§ **Exercise directions**: Count the lines below that contain the word "title", and reply with that number alone.

[start of Supplied material]

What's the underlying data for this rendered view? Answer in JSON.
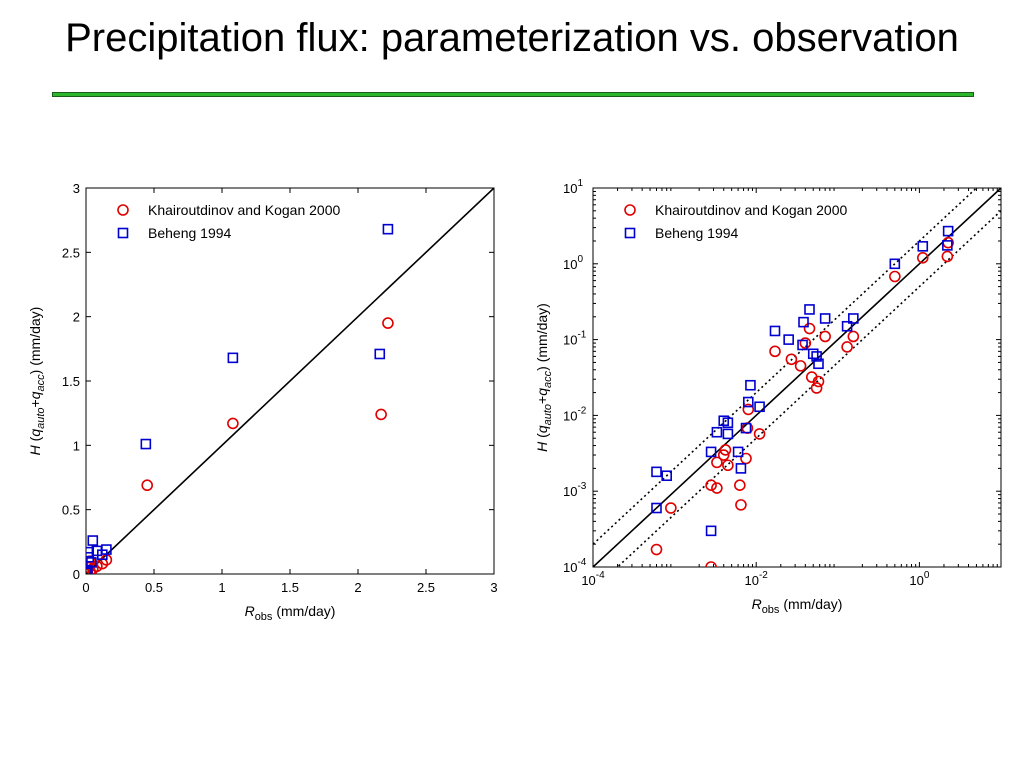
{
  "title": "Precipitation flux: parameterization vs. observation",
  "colors": {
    "rule": "#2db52d",
    "series1": "#e00000",
    "series2": "#0000d0",
    "axis": "#000000"
  },
  "chart_data": [
    {
      "type": "scatter",
      "scale": "linear",
      "xlim": [
        0,
        3
      ],
      "ylim": [
        0,
        3
      ],
      "xticks": [
        0,
        0.5,
        1,
        1.5,
        2,
        2.5,
        3
      ],
      "xtick_labels": [
        "0",
        "0.5",
        "1",
        "1.5",
        "2",
        "2.5",
        "3"
      ],
      "yticks": [
        0,
        0.5,
        1,
        1.5,
        2,
        2.5,
        3
      ],
      "ytick_labels": [
        "0",
        "0.5",
        "1",
        "1.5",
        "2",
        "2.5",
        "3"
      ],
      "xlabel": {
        "main": "R",
        "sub": "obs",
        "rest": " (mm/day)"
      },
      "ylabel": {
        "p1": "H (q",
        "s1": "auto",
        "p2": "+q",
        "s2": "acc",
        "p3": ") (mm/day)"
      },
      "reference_lines": [
        "1:1"
      ],
      "legend_position": "top-left",
      "series": [
        {
          "name": "Khairoutdinov and Kogan 2000",
          "marker": "circle",
          "color": "#e00000",
          "points": [
            [
              0.45,
              0.69
            ],
            [
              1.08,
              1.17
            ],
            [
              2.17,
              1.24
            ],
            [
              2.22,
              1.95
            ],
            [
              0.15,
              0.11
            ],
            [
              0.12,
              0.08
            ],
            [
              0.08,
              0.06
            ],
            [
              0.05,
              0.04
            ],
            [
              0.03,
              0.02
            ],
            [
              0.02,
              0.05
            ],
            [
              0.01,
              0.01
            ],
            [
              0.03,
              0.1
            ],
            [
              0.0,
              0.0
            ]
          ]
        },
        {
          "name": "Beheng 1994",
          "marker": "square",
          "color": "#0000d0",
          "points": [
            [
              0.44,
              1.01
            ],
            [
              1.08,
              1.68
            ],
            [
              2.16,
              1.71
            ],
            [
              2.22,
              2.68
            ],
            [
              0.15,
              0.19
            ],
            [
              0.12,
              0.15
            ],
            [
              0.08,
              0.18
            ],
            [
              0.05,
              0.26
            ],
            [
              0.02,
              0.17
            ],
            [
              0.02,
              0.13
            ],
            [
              0.04,
              0.09
            ],
            [
              0.01,
              0.03
            ],
            [
              0.0,
              0.01
            ]
          ]
        }
      ]
    },
    {
      "type": "scatter",
      "scale": "log",
      "xlim": [
        0.0001,
        10
      ],
      "ylim": [
        0.0001,
        10
      ],
      "xticks": [
        0.0001,
        0.01,
        1
      ],
      "xtick_labels": [
        [
          "10",
          "-4"
        ],
        [
          "10",
          "-2"
        ],
        [
          "10",
          "0"
        ]
      ],
      "yticks": [
        0.0001,
        0.001,
        0.01,
        0.1,
        1,
        10
      ],
      "ytick_labels": [
        [
          "10",
          "-4"
        ],
        [
          "10",
          "-3"
        ],
        [
          "10",
          "-2"
        ],
        [
          "10",
          "-1"
        ],
        [
          "10",
          "0"
        ],
        [
          "10",
          "1"
        ]
      ],
      "xlabel": {
        "main": "R",
        "sub": "obs",
        "rest": " (mm/day)"
      },
      "ylabel": {
        "p1": "H (q",
        "s1": "auto",
        "p2": "+q",
        "s2": "acc",
        "p3": ") (mm/day)"
      },
      "reference_lines": [
        "1:1",
        "2x",
        "0.5x"
      ],
      "legend_position": "top-left",
      "series": [
        {
          "name": "Khairoutdinov and Kogan 2000",
          "marker": "circle",
          "color": "#e00000",
          "points": [
            [
              0.0006,
              0.00017
            ],
            [
              0.0009,
              0.0006
            ],
            [
              0.0028,
              0.0001
            ],
            [
              0.0028,
              0.0012
            ],
            [
              0.0033,
              0.0011
            ],
            [
              0.0033,
              0.0024
            ],
            [
              0.004,
              0.003
            ],
            [
              0.0042,
              0.0035
            ],
            [
              0.0045,
              0.0022
            ],
            [
              0.0063,
              0.0012
            ],
            [
              0.0065,
              0.00066
            ],
            [
              0.0075,
              0.0027
            ],
            [
              0.0078,
              0.0068
            ],
            [
              0.008,
              0.012
            ],
            [
              0.011,
              0.0057
            ],
            [
              0.017,
              0.07
            ],
            [
              0.027,
              0.055
            ],
            [
              0.035,
              0.045
            ],
            [
              0.04,
              0.09
            ],
            [
              0.045,
              0.14
            ],
            [
              0.048,
              0.032
            ],
            [
              0.055,
              0.023
            ],
            [
              0.058,
              0.028
            ],
            [
              0.07,
              0.11
            ],
            [
              0.13,
              0.08
            ],
            [
              0.155,
              0.11
            ],
            [
              0.5,
              0.68
            ],
            [
              1.1,
              1.2
            ],
            [
              2.2,
              1.25
            ],
            [
              2.25,
              1.9
            ]
          ]
        },
        {
          "name": "Beheng 1994",
          "marker": "square",
          "color": "#0000d0",
          "points": [
            [
              0.0006,
              0.0006
            ],
            [
              0.0006,
              0.0018
            ],
            [
              0.0008,
              0.0016
            ],
            [
              0.0028,
              0.0003
            ],
            [
              0.0028,
              0.0033
            ],
            [
              0.0033,
              0.006
            ],
            [
              0.004,
              0.0085
            ],
            [
              0.0045,
              0.008
            ],
            [
              0.0045,
              0.0057
            ],
            [
              0.006,
              0.0033
            ],
            [
              0.0065,
              0.002
            ],
            [
              0.0075,
              0.0068
            ],
            [
              0.008,
              0.015
            ],
            [
              0.0085,
              0.025
            ],
            [
              0.011,
              0.013
            ],
            [
              0.017,
              0.13
            ],
            [
              0.025,
              0.1
            ],
            [
              0.037,
              0.085
            ],
            [
              0.038,
              0.17
            ],
            [
              0.045,
              0.25
            ],
            [
              0.05,
              0.065
            ],
            [
              0.055,
              0.06
            ],
            [
              0.058,
              0.048
            ],
            [
              0.07,
              0.19
            ],
            [
              0.13,
              0.15
            ],
            [
              0.155,
              0.19
            ],
            [
              0.5,
              1.0
            ],
            [
              1.1,
              1.7
            ],
            [
              2.2,
              1.75
            ],
            [
              2.25,
              2.7
            ]
          ]
        }
      ]
    }
  ]
}
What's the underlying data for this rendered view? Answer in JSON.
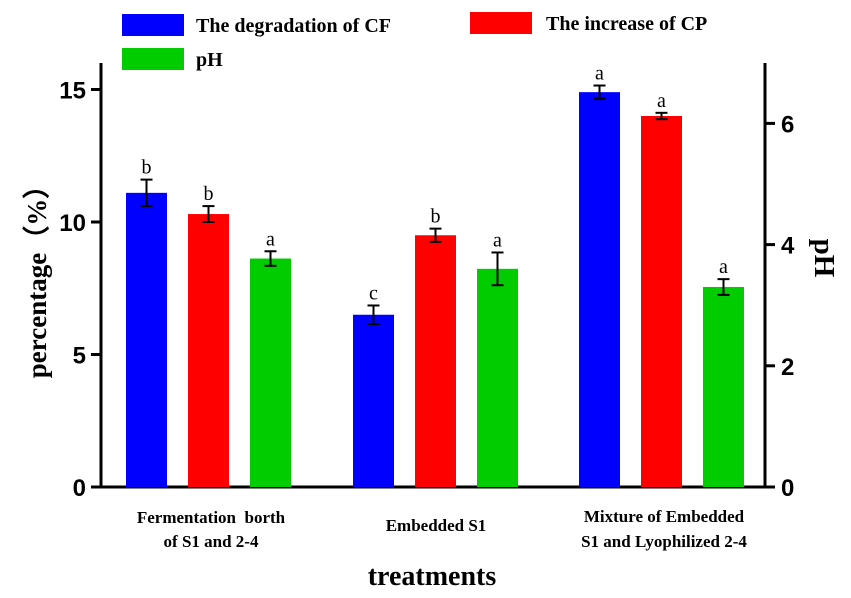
{
  "chart_data": {
    "type": "bar",
    "title": "",
    "xlabel": "treatments",
    "ylabel": "percentage（%）",
    "y2label": "pH",
    "ylim": [
      0,
      16
    ],
    "y2lim": [
      0,
      7
    ],
    "yticks": [
      0,
      5,
      10,
      15
    ],
    "y2ticks": [
      0,
      2,
      4,
      6
    ],
    "categories": [
      [
        "Fermentation  borth",
        "of S1 and 2-4"
      ],
      [
        "Embedded S1"
      ],
      [
        "Mixture of Embedded",
        "S1 and Lyophilized 2-4"
      ]
    ],
    "legend_position": "top",
    "series": [
      {
        "name": "The degradation of CF",
        "axis": "left",
        "color": "#0000ff",
        "values": [
          11.1,
          6.5,
          14.9
        ],
        "errors": [
          0.5,
          0.35,
          0.25
        ],
        "letters": [
          "b",
          "c",
          "a"
        ]
      },
      {
        "name": "The increase of CP",
        "axis": "left",
        "color": "#ff0000",
        "values": [
          10.3,
          9.5,
          14.0
        ],
        "errors": [
          0.3,
          0.25,
          0.12
        ],
        "letters": [
          "b",
          "b",
          "a"
        ]
      },
      {
        "name": "pH",
        "axis": "right",
        "color": "#00cc00",
        "values": [
          3.77,
          3.6,
          3.3
        ],
        "errors": [
          0.12,
          0.27,
          0.13
        ],
        "letters": [
          "a",
          "a",
          "a"
        ]
      }
    ]
  }
}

[end of Supplied material]

§ **Solved problem**: 2